REQUIRED WORK -
Give every entry again, word for word and in full.

(Extracted data entries)

════════

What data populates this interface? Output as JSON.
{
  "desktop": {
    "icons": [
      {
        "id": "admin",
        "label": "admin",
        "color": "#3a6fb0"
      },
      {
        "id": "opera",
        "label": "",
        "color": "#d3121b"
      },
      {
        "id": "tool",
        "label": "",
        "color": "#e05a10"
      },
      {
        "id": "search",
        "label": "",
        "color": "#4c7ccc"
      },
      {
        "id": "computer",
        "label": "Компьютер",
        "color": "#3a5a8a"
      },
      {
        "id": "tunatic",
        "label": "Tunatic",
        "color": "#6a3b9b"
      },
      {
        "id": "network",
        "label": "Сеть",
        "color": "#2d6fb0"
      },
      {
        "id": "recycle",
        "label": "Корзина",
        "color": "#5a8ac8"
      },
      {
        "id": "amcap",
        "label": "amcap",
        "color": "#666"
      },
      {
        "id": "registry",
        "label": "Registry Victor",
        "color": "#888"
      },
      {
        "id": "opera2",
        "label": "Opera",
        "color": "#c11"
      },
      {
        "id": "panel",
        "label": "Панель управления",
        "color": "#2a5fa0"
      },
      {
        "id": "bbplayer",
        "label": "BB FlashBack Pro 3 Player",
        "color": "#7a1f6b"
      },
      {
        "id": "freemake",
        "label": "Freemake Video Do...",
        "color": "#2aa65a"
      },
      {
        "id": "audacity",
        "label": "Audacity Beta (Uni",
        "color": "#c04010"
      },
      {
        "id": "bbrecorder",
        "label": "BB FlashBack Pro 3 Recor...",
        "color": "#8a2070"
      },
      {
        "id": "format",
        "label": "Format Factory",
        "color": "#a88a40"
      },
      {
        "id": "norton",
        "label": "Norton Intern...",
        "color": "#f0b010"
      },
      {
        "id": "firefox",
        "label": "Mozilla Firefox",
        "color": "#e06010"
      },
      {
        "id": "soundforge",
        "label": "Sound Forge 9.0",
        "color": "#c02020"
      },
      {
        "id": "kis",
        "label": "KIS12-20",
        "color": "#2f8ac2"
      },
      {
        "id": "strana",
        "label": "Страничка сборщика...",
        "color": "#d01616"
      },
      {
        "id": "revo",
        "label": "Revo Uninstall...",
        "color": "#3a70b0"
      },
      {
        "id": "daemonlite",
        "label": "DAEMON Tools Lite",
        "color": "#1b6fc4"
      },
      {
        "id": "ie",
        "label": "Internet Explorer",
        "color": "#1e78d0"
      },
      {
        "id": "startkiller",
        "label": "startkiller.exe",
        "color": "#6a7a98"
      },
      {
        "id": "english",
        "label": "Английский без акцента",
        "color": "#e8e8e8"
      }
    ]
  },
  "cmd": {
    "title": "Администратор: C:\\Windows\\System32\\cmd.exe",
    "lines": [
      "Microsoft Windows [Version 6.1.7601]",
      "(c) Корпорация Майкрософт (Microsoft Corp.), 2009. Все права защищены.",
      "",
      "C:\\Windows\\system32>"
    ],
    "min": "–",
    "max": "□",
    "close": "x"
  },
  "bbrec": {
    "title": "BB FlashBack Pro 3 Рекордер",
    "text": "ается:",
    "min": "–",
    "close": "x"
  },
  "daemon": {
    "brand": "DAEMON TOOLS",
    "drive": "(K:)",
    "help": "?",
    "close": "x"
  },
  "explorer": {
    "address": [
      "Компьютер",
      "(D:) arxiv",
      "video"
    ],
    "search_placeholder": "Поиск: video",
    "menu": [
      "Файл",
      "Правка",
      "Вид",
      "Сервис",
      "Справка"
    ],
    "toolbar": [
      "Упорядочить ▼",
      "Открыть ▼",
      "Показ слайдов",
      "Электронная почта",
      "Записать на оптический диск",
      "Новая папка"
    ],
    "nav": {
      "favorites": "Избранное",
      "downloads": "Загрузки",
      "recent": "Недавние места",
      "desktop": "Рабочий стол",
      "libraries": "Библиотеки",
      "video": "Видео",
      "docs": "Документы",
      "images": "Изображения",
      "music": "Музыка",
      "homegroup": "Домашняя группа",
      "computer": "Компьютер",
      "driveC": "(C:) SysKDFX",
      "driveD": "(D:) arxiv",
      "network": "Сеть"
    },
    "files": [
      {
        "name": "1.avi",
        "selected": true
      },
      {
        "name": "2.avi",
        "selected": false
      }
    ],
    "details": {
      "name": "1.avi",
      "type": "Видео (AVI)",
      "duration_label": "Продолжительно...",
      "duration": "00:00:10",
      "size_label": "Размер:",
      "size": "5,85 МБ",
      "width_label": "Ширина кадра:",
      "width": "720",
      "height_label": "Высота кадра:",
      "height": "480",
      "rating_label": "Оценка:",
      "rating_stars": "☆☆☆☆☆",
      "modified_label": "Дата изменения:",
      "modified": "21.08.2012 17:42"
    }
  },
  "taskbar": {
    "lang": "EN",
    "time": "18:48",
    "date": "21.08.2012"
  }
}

════════

ANSWER IN FULL -
What data populates this interface? Output as JSON.
{
  "desktop": {
    "icons": [
      {
        "id": "admin",
        "label": "admin",
        "color": "#3a6fb0"
      },
      {
        "id": "opera",
        "label": "",
        "color": "#d3121b"
      },
      {
        "id": "tool",
        "label": "",
        "color": "#e05a10"
      },
      {
        "id": "search",
        "label": "",
        "color": "#4c7ccc"
      },
      {
        "id": "computer",
        "label": "Компьютер",
        "color": "#3a5a8a"
      },
      {
        "id": "tunatic",
        "label": "Tunatic",
        "color": "#6a3b9b"
      },
      {
        "id": "network",
        "label": "Сеть",
        "color": "#2d6fb0"
      },
      {
        "id": "recycle",
        "label": "Корзина",
        "color": "#5a8ac8"
      },
      {
        "id": "amcap",
        "label": "amcap",
        "color": "#666"
      },
      {
        "id": "registry",
        "label": "Registry Victor",
        "color": "#888"
      },
      {
        "id": "opera2",
        "label": "Opera",
        "color": "#c11"
      },
      {
        "id": "panel",
        "label": "Панель управления",
        "color": "#2a5fa0"
      },
      {
        "id": "bbplayer",
        "label": "BB FlashBack Pro 3 Player",
        "color": "#7a1f6b"
      },
      {
        "id": "freemake",
        "label": "Freemake Video Do...",
        "color": "#2aa65a"
      },
      {
        "id": "audacity",
        "label": "Audacity Beta (Uni",
        "color": "#c04010"
      },
      {
        "id": "bbrecorder",
        "label": "BB FlashBack Pro 3 Recor...",
        "color": "#8a2070"
      },
      {
        "id": "format",
        "label": "Format Factory",
        "color": "#a88a40"
      },
      {
        "id": "norton",
        "label": "Norton Intern...",
        "color": "#f0b010"
      },
      {
        "id": "firefox",
        "label": "Mozilla Firefox",
        "color": "#e06010"
      },
      {
        "id": "soundforge",
        "label": "Sound Forge 9.0",
        "color": "#c02020"
      },
      {
        "id": "kis",
        "label": "KIS12-20",
        "color": "#2f8ac2"
      },
      {
        "id": "strana",
        "label": "Страничка сборщика...",
        "color": "#d01616"
      },
      {
        "id": "revo",
        "label": "Revo Uninstall...",
        "color": "#3a70b0"
      },
      {
        "id": "daemonlite",
        "label": "DAEMON Tools Lite",
        "color": "#1b6fc4"
      },
      {
        "id": "ie",
        "label": "Internet Explorer",
        "color": "#1e78d0"
      },
      {
        "id": "startkiller",
        "label": "startkiller.exe",
        "color": "#6a7a98"
      },
      {
        "id": "english",
        "label": "Английский без акцента",
        "color": "#e8e8e8"
      }
    ]
  },
  "cmd": {
    "title": "Администратор: C:\\Windows\\System32\\cmd.exe",
    "lines": [
      "Microsoft Windows [Version 6.1.7601]",
      "(c) Корпорация Майкрософт (Microsoft Corp.), 2009. Все права защищены.",
      "",
      "C:\\Windows\\system32>"
    ],
    "min": "–",
    "max": "□",
    "close": "x"
  },
  "bbrec": {
    "title": "BB FlashBack Pro 3 Рекордер",
    "text": "ается:",
    "min": "–",
    "close": "x"
  },
  "daemon": {
    "brand": "DAEMON TOOLS",
    "drive": "(K:)",
    "help": "?",
    "close": "x"
  },
  "explorer": {
    "address": [
      "Компьютер",
      "(D:) arxiv",
      "video"
    ],
    "search_placeholder": "Поиск: video",
    "menu": [
      "Файл",
      "Правка",
      "Вид",
      "Сервис",
      "Справка"
    ],
    "toolbar": [
      "Упорядочить ▼",
      "Открыть ▼",
      "Показ слайдов",
      "Электронная почта",
      "Записать на оптический диск",
      "Новая папка"
    ],
    "nav": {
      "favorites": "Избранное",
      "downloads": "Загрузки",
      "recent": "Недавние места",
      "desktop": "Рабочий стол",
      "libraries": "Библиотеки",
      "video": "Видео",
      "docs": "Документы",
      "images": "Изображения",
      "music": "Музыка",
      "homegroup": "Домашняя группа",
      "computer": "Компьютер",
      "driveC": "(C:) SysKDFX",
      "driveD": "(D:) arxiv",
      "network": "Сеть"
    },
    "files": [
      {
        "name": "1.avi",
        "selected": true
      },
      {
        "name": "2.avi",
        "selected": false
      }
    ],
    "details": {
      "name": "1.avi",
      "type": "Видео (AVI)",
      "duration_label": "Продолжительно...",
      "duration": "00:00:10",
      "size_label": "Размер:",
      "size": "5,85 МБ",
      "width_label": "Ширина кадра:",
      "width": "720",
      "height_label": "Высота кадра:",
      "height": "480",
      "rating_label": "Оценка:",
      "rating_stars": "☆☆☆☆☆",
      "modified_label": "Дата изменения:",
      "modified": "21.08.2012 17:42"
    }
  },
  "taskbar": {
    "lang": "EN",
    "time": "18:48",
    "date": "21.08.2012"
  }
}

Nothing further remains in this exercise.